### What is needed
Work out how many lines in the data hold the word "Strategic", and reply with that number only.

### Dataset entries for page text
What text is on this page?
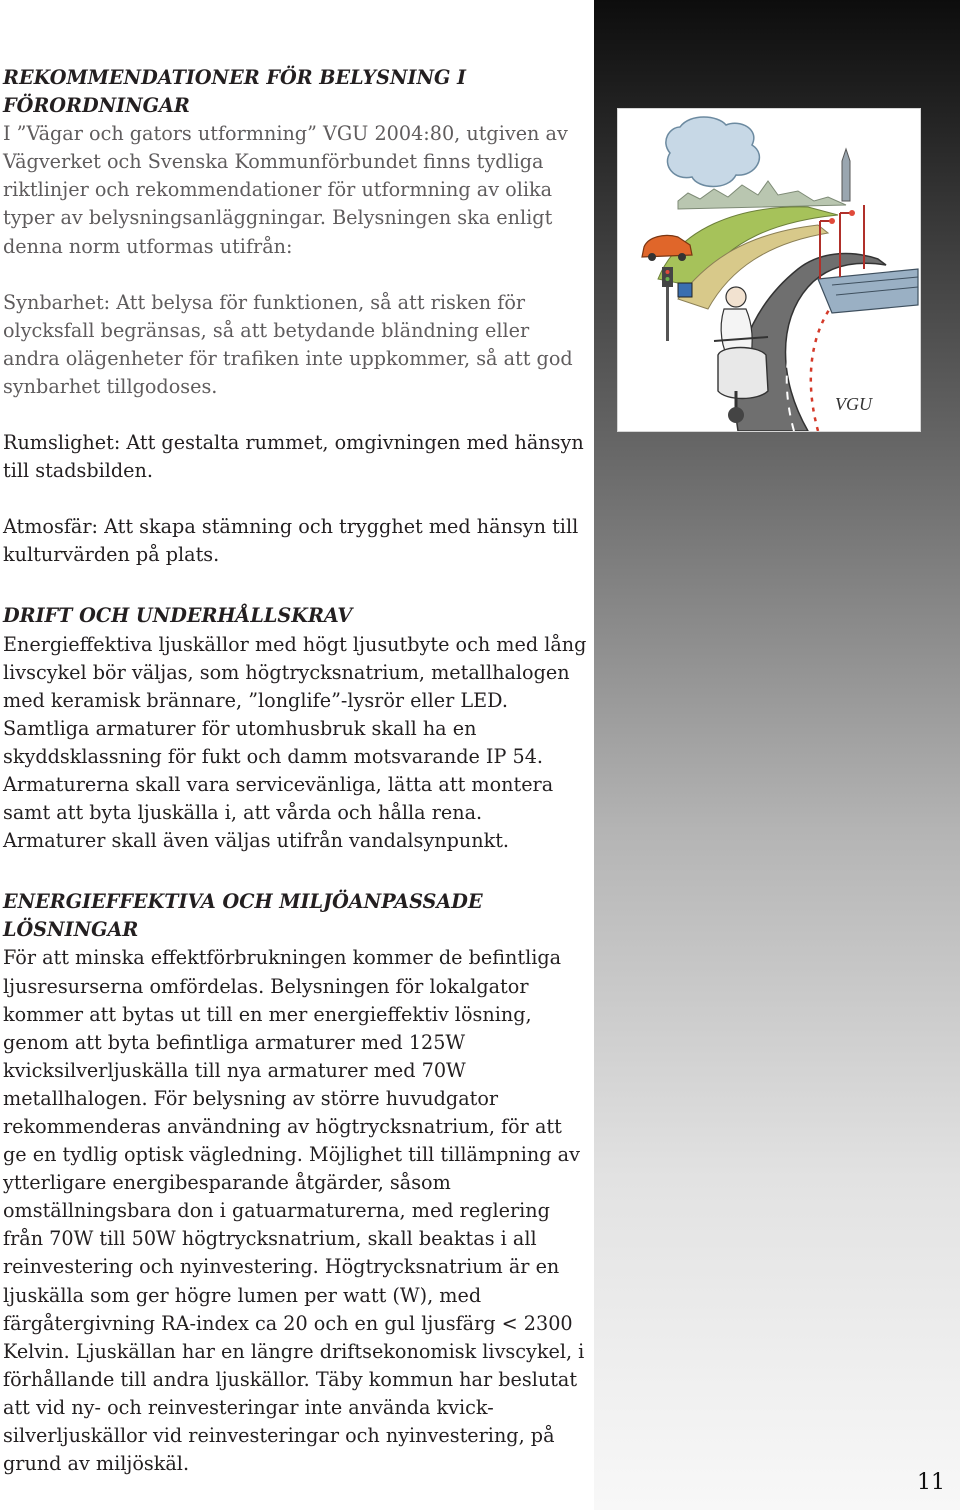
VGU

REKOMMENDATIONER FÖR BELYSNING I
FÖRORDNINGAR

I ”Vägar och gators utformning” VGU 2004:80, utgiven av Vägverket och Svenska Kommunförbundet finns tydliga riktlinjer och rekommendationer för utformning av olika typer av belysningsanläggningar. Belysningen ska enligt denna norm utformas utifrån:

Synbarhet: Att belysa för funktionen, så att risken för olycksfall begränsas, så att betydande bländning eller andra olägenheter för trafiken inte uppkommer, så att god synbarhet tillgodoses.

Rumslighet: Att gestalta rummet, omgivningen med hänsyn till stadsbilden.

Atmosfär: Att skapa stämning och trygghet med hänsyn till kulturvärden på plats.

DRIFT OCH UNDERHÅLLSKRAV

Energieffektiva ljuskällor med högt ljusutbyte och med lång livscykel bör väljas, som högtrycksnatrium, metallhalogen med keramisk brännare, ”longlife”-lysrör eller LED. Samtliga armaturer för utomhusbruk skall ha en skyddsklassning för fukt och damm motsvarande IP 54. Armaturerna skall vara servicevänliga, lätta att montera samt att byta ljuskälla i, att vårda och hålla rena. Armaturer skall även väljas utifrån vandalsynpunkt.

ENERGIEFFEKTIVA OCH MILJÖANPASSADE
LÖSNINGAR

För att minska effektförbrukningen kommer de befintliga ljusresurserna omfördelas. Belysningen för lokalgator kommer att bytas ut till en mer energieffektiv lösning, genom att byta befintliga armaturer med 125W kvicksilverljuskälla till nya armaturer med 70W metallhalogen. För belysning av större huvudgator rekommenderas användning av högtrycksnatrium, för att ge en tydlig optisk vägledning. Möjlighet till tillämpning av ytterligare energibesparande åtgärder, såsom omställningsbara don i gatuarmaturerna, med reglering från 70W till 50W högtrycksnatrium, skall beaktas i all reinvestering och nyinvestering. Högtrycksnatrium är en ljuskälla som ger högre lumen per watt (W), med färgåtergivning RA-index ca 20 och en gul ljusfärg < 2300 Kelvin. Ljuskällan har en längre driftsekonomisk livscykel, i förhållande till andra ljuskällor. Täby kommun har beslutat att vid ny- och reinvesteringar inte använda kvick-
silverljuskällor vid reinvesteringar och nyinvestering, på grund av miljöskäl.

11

* * *

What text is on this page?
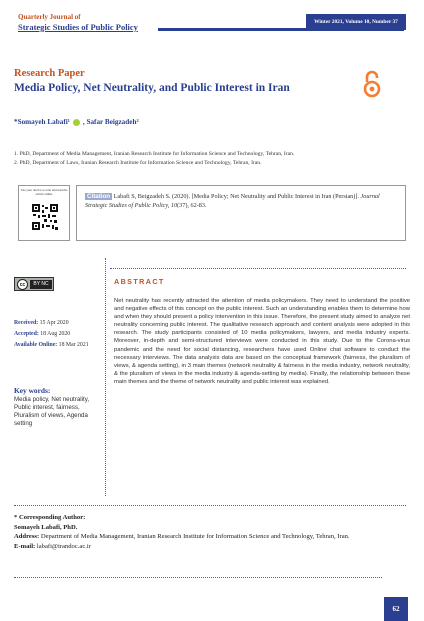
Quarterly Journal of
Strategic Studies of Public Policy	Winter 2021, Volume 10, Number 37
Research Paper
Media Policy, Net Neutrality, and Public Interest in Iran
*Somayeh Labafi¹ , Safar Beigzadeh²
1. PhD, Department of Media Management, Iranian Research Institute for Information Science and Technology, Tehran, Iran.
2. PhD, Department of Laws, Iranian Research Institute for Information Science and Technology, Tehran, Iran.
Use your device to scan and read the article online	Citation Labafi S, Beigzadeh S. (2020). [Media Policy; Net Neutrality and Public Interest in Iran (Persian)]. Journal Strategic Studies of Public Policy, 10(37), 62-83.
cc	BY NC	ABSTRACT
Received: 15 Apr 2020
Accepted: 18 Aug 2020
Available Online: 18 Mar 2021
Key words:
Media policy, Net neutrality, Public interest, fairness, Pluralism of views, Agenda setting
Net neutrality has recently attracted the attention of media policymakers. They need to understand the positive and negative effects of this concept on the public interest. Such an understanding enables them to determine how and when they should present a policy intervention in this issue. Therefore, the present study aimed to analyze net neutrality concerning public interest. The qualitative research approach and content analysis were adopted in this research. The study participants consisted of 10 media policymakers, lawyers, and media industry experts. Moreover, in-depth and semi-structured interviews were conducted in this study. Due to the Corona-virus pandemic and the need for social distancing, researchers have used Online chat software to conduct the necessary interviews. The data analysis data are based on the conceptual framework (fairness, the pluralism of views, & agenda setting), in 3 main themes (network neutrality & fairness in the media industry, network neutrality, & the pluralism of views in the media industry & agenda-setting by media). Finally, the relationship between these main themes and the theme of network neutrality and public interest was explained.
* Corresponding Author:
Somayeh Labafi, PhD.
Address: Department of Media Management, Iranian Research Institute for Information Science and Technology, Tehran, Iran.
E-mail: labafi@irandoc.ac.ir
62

### Solution for this exercise
2